* Start RAW RECORDS *

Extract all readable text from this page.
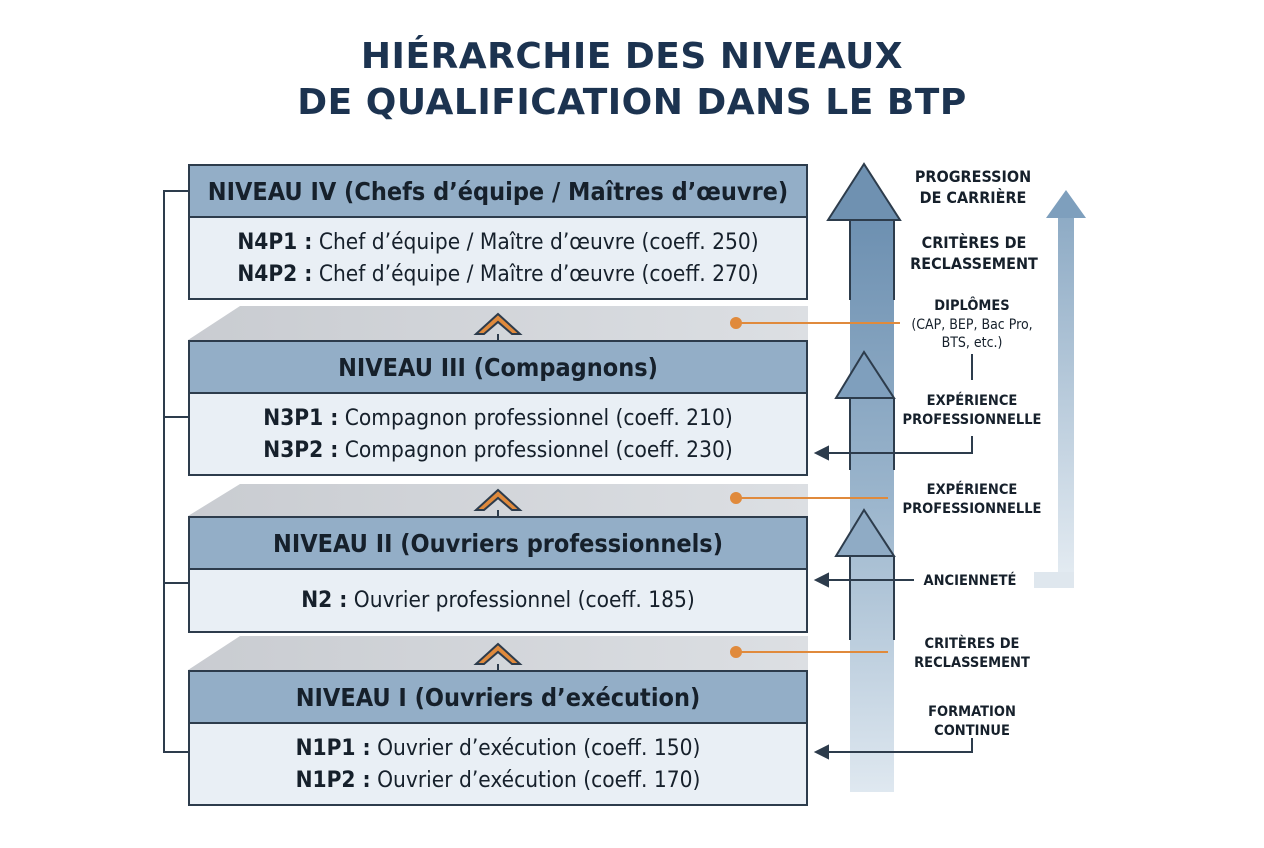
HIÉRARCHIE DES NIVEAUX
DE QUALIFICATION DANS LE BTP
NIVEAU IV (Chefs d’équipe / Maîtres d’œuvre)
N4P1 : Chef d’équipe / Maître d’œuvre (coeff. 250)
N4P2 : Chef d’équipe / Maître d’œuvre (coeff. 270)
NIVEAU III (Compagnons)
N3P1 : Compagnon professionnel (coeff. 210)
N3P2 : Compagnon professionnel (coeff. 230)
NIVEAU II (Ouvriers professionnels)
N2 : Ouvrier professionnel (coeff. 185)
NIVEAU I (Ouvriers d’exécution)
N1P1 : Ouvrier d’exécution (coeff. 150)
N1P2 : Ouvrier d’exécution (coeff. 170)
PROGRESSION
DE CARRIÈRE
CRITÈRES DE
RECLASSEMENT
DIPLÔMES
(CAP, BEP, Bac Pro,
BTS, etc.)
EXPÉRIENCE
PROFESSIONNELLE
EXPÉRIENCE
PROFESSIONNELLE
ANCIENNETÉ
CRITÈRES DE
RECLASSEMENT
FORMATION
CONTINUE
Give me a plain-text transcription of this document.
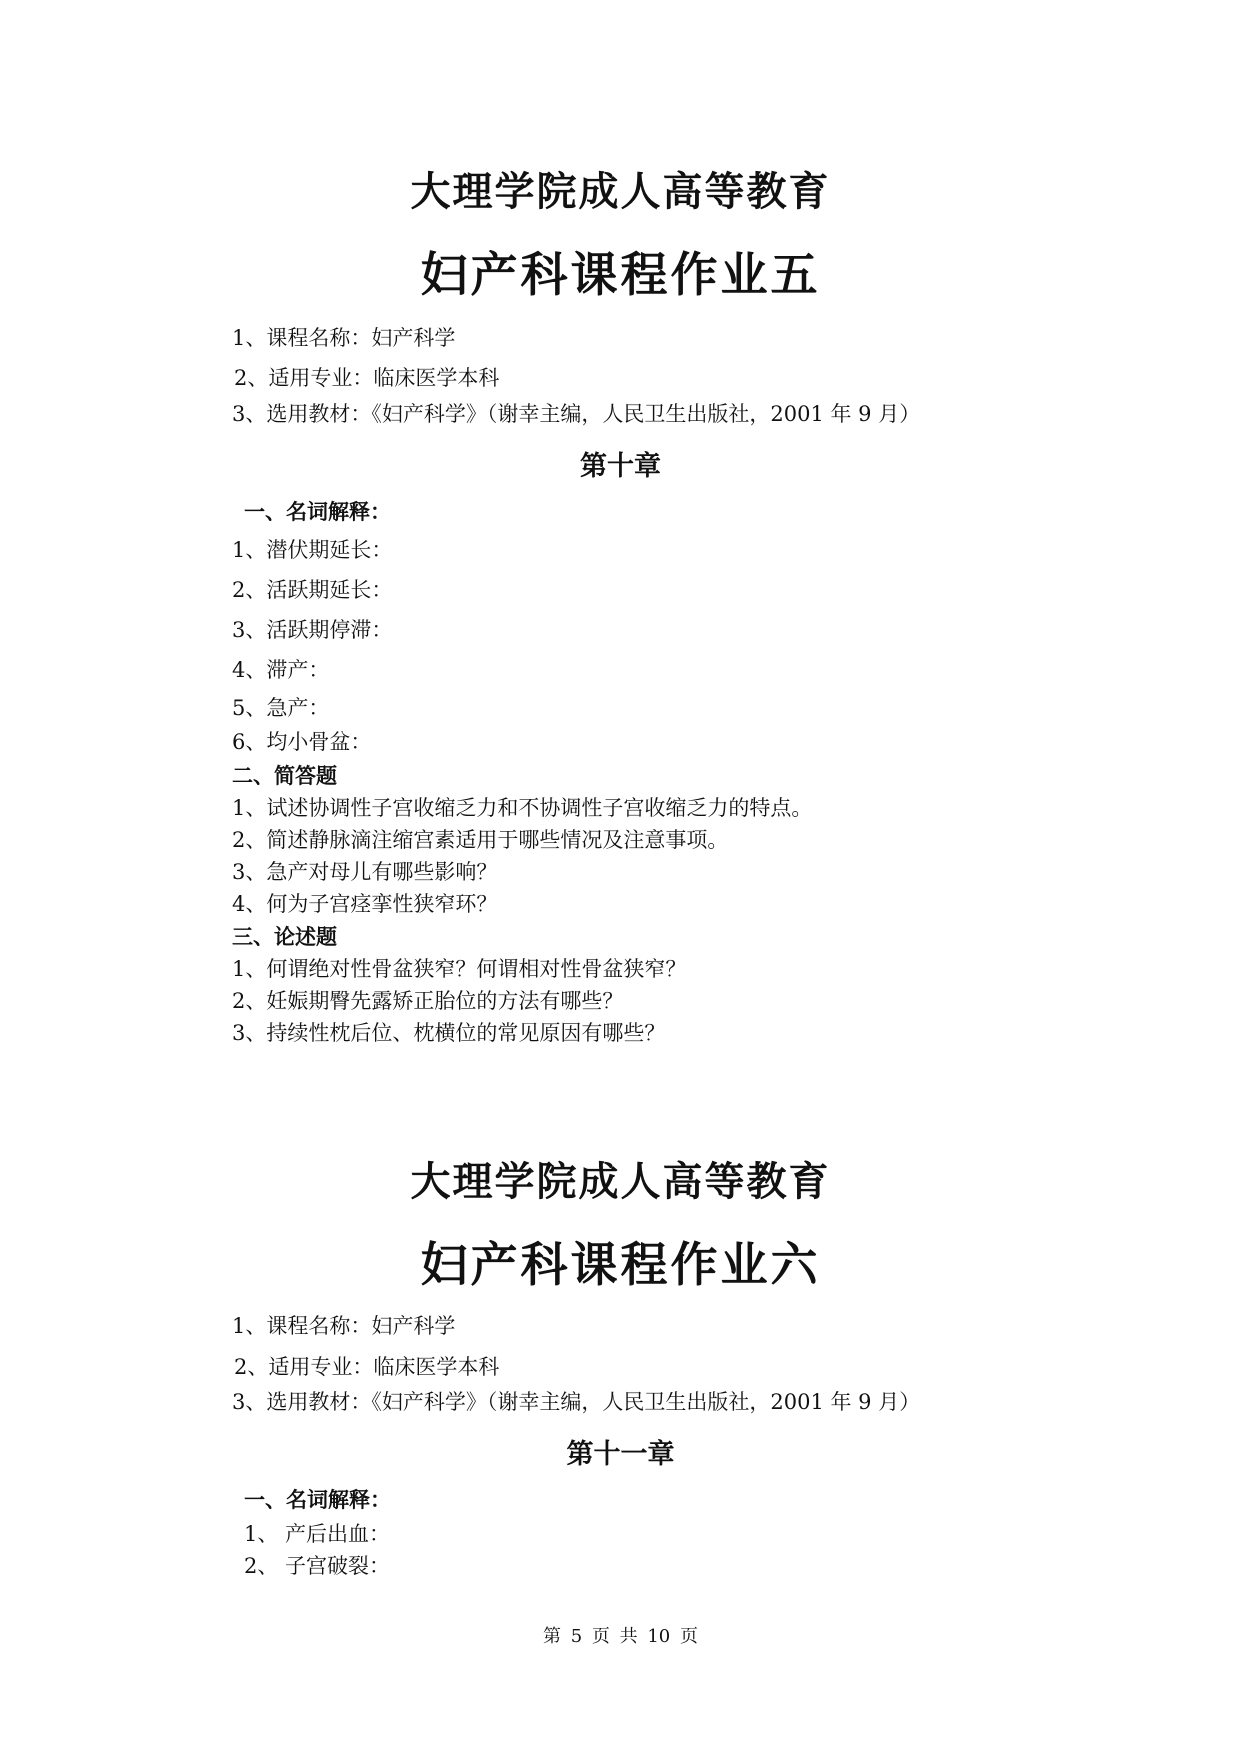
大理学院成人高等教育
妇产科课程作业五
1、课程名称：妇产科学
2、适用专业：临床医学本科
3、选用教材：《妇产科学》（谢幸主编，人民卫生出版社，2001 年 9 月）
第十章
一、名词解释：
1、潜伏期延长：
2、活跃期延长：
3、活跃期停滞：
4、滞产：
5、急产：
6、均小骨盆：
二、简答题
1、试述协调性子宫收缩乏力和不协调性子宫收缩乏力的特点。
2、简述静脉滴注缩宫素适用于哪些情况及注意事项。
3、急产对母儿有哪些影响？
4、何为子宫痉挛性狭窄环？
三、论述题
1、何谓绝对性骨盆狭窄？何谓相对性骨盆狭窄？
2、妊娠期臀先露矫正胎位的方法有哪些？
3、持续性枕后位、枕横位的常见原因有哪些？
大理学院成人高等教育
妇产科课程作业六
1、课程名称：妇产科学
2、适用专业：临床医学本科
3、选用教材：《妇产科学》（谢幸主编，人民卫生出版社，2001 年 9 月）
第十一章
一、名词解释：
1、 产后出血：
2、 子宫破裂：
第 5 页 共 10 页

* End RAW RECORDS *

### STATED GOAL
Without the pictures, restate all of the entries above verbatim.

### ANSWER
Extract all readable text from this page.
HIÉRARCHIE DES NIVEAUX
DE QUALIFICATION DANS LE BTP
NIVEAU IV (Chefs d’équipe / Maîtres d’œuvre)
N4P1 : Chef d’équipe / Maître d’œuvre (coeff. 250)
N4P2 : Chef d’équipe / Maître d’œuvre (coeff. 270)
NIVEAU III (Compagnons)
N3P1 : Compagnon professionnel (coeff. 210)
N3P2 : Compagnon professionnel (coeff. 230)
NIVEAU II (Ouvriers professionnels)
N2 : Ouvrier professionnel (coeff. 185)
NIVEAU I (Ouvriers d’exécution)
N1P1 : Ouvrier d’exécution (coeff. 150)
N1P2 : Ouvrier d’exécution (coeff. 170)
PROGRESSION
DE CARRIÈRE
CRITÈRES DE
RECLASSEMENT
DIPLÔMES
(CAP, BEP, Bac Pro,
BTS, etc.)
EXPÉRIENCE
PROFESSIONNELLE
EXPÉRIENCE
PROFESSIONNELLE
ANCIENNETÉ
CRITÈRES DE
RECLASSEMENT
FORMATION
CONTINUE
Give me a plain-text transcription of this document.
大理学院成人高等教育
妇产科课程作业五
1、课程名称：妇产科学
2、适用专业：临床医学本科
3、选用教材：《妇产科学》（谢幸主编，人民卫生出版社，2001 年 9 月）
第十章
一、名词解释：
1、潜伏期延长：
2、活跃期延长：
3、活跃期停滞：
4、滞产：
5、急产：
6、均小骨盆：
二、简答题
1、试述协调性子宫收缩乏力和不协调性子宫收缩乏力的特点。
2、简述静脉滴注缩宫素适用于哪些情况及注意事项。
3、急产对母儿有哪些影响？
4、何为子宫痉挛性狭窄环？
三、论述题
1、何谓绝对性骨盆狭窄？何谓相对性骨盆狭窄？
2、妊娠期臀先露矫正胎位的方法有哪些？
3、持续性枕后位、枕横位的常见原因有哪些？
大理学院成人高等教育
妇产科课程作业六
1、课程名称：妇产科学
2、适用专业：临床医学本科
3、选用教材：《妇产科学》（谢幸主编，人民卫生出版社，2001 年 9 月）
第十一章
一、名词解释：
1、 产后出血：
2、 子宫破裂：
第 5 页 共 10 页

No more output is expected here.